» **Directions**: The records below are to be copied word for word, with every picture left out.

Stored data
• • • • • • •

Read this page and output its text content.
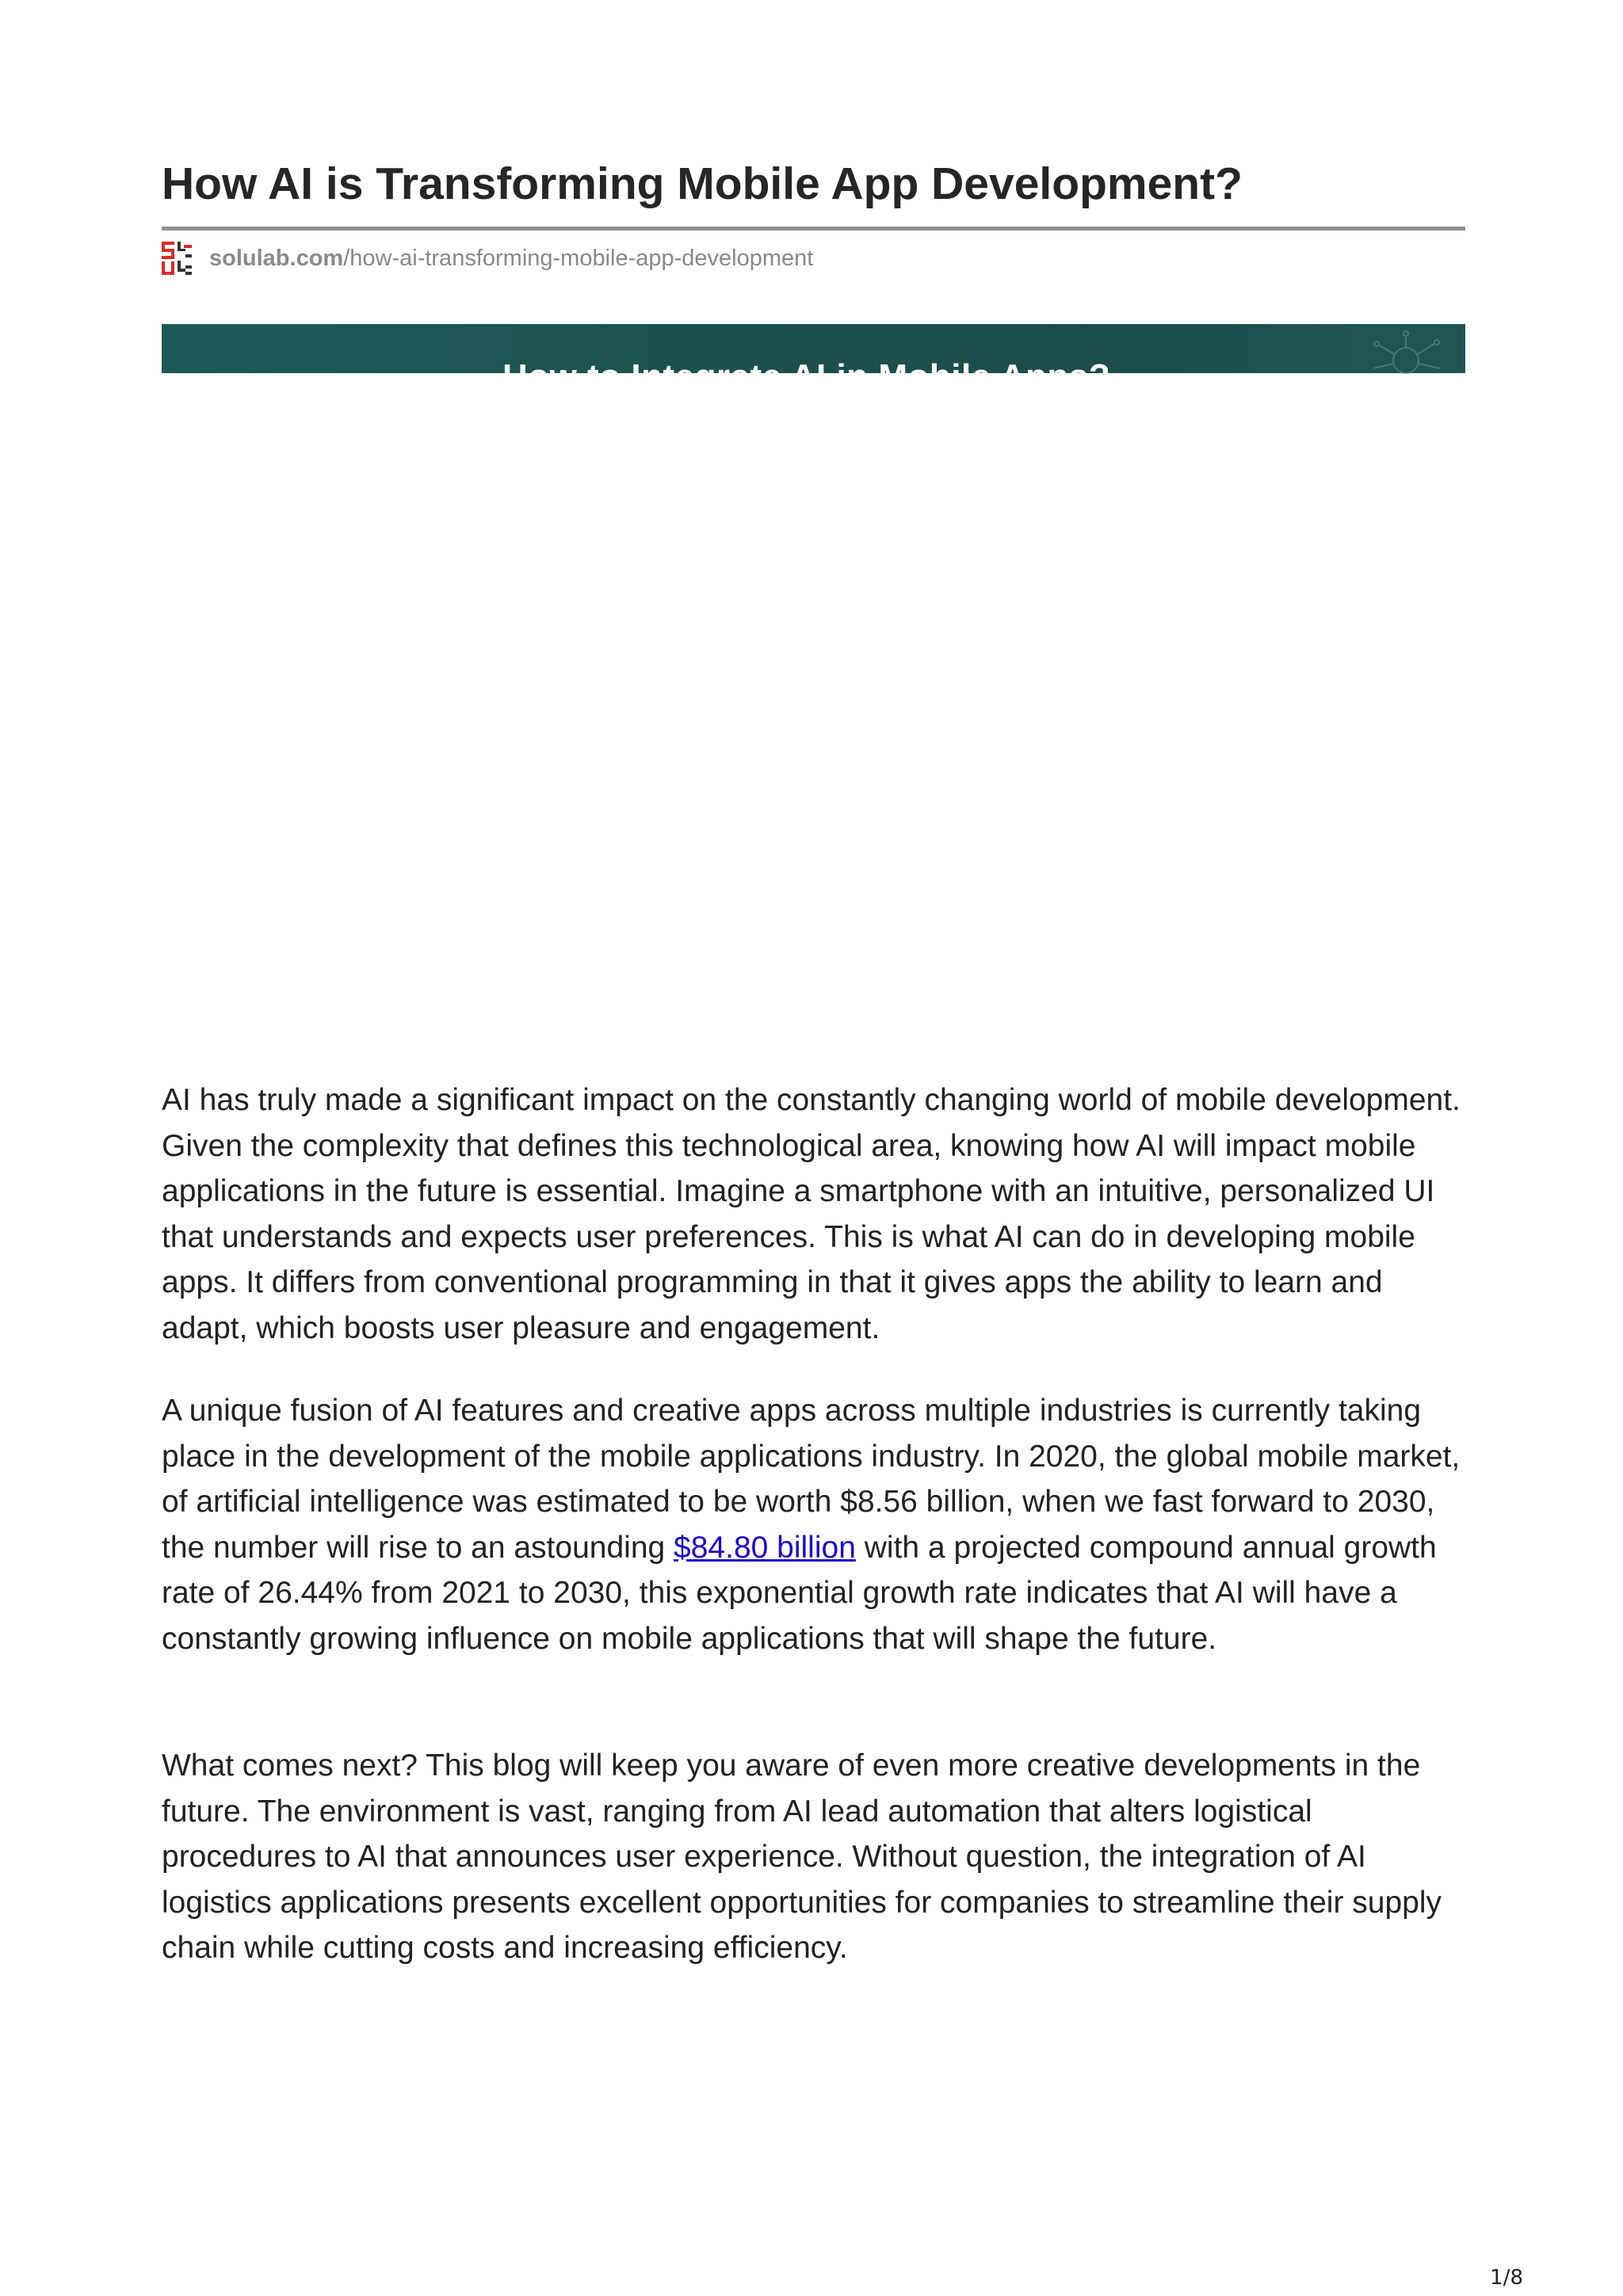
How AI is Transforming Mobile App Development?
solulab.com/how-ai-transforming-mobile-app-development
How to Integrate AI in Mobile Apps?

AI has truly made a significant impact on the constantly changing world of mobile development. Given the complexity that defines this technological area, knowing how AI will impact mobile applications in the future is essential. Imagine a smartphone with an intuitive, personalized UI that understands and expects user preferences. This is what AI can do in developing mobile apps. It differs from conventional programming in that it gives apps the ability to learn and adapt, which boosts user pleasure and engagement.

A unique fusion of AI features and creative apps across multiple industries is currently taking place in the development of the mobile applications industry. In 2020, the global mobile market, of artificial intelligence was estimated to be worth $8.56 billion, when we fast forward to 2030, the number will rise to an astounding $84.80 billion with a projected compound annual growth rate of 26.44% from 2021 to 2030, this exponential growth rate indicates that AI will have a constantly growing influence on mobile applications that will shape the future.

What comes next? This blog will keep you aware of even more creative developments in the future. The environment is vast, ranging from AI lead automation that alters logistical procedures to AI that announces user experience. Without question, the integration of AI logistics applications presents excellent opportunities for companies to streamline their supply chain while cutting costs and increasing efficiency.

1/8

• • • • • • •

» **Answer to this problem**:
Read this page and output its text content.
How AI is Transforming Mobile App Development?
solulab.com/how-ai-transforming-mobile-app-development
How to Integrate AI in Mobile Apps?

AI has truly made a significant impact on the constantly changing world of mobile development. Given the complexity that defines this technological area, knowing how AI will impact mobile applications in the future is essential. Imagine a smartphone with an intuitive, personalized UI that understands and expects user preferences. This is what AI can do in developing mobile apps. It differs from conventional programming in that it gives apps the ability to learn and adapt, which boosts user pleasure and engagement.

A unique fusion of AI features and creative apps across multiple industries is currently taking place in the development of the mobile applications industry. In 2020, the global mobile market, of artificial intelligence was estimated to be worth $8.56 billion, when we fast forward to 2030, the number will rise to an astounding $84.80 billion with a projected compound annual growth rate of 26.44% from 2021 to 2030, this exponential growth rate indicates that AI will have a constantly growing influence on mobile applications that will shape the future.

What comes next? This blog will keep you aware of even more creative developments in the future. The environment is vast, ranging from AI lead automation that alters logistical procedures to AI that announces user experience. Without question, the integration of AI logistics applications presents excellent opportunities for companies to streamline their supply chain while cutting costs and increasing efficiency.

1/8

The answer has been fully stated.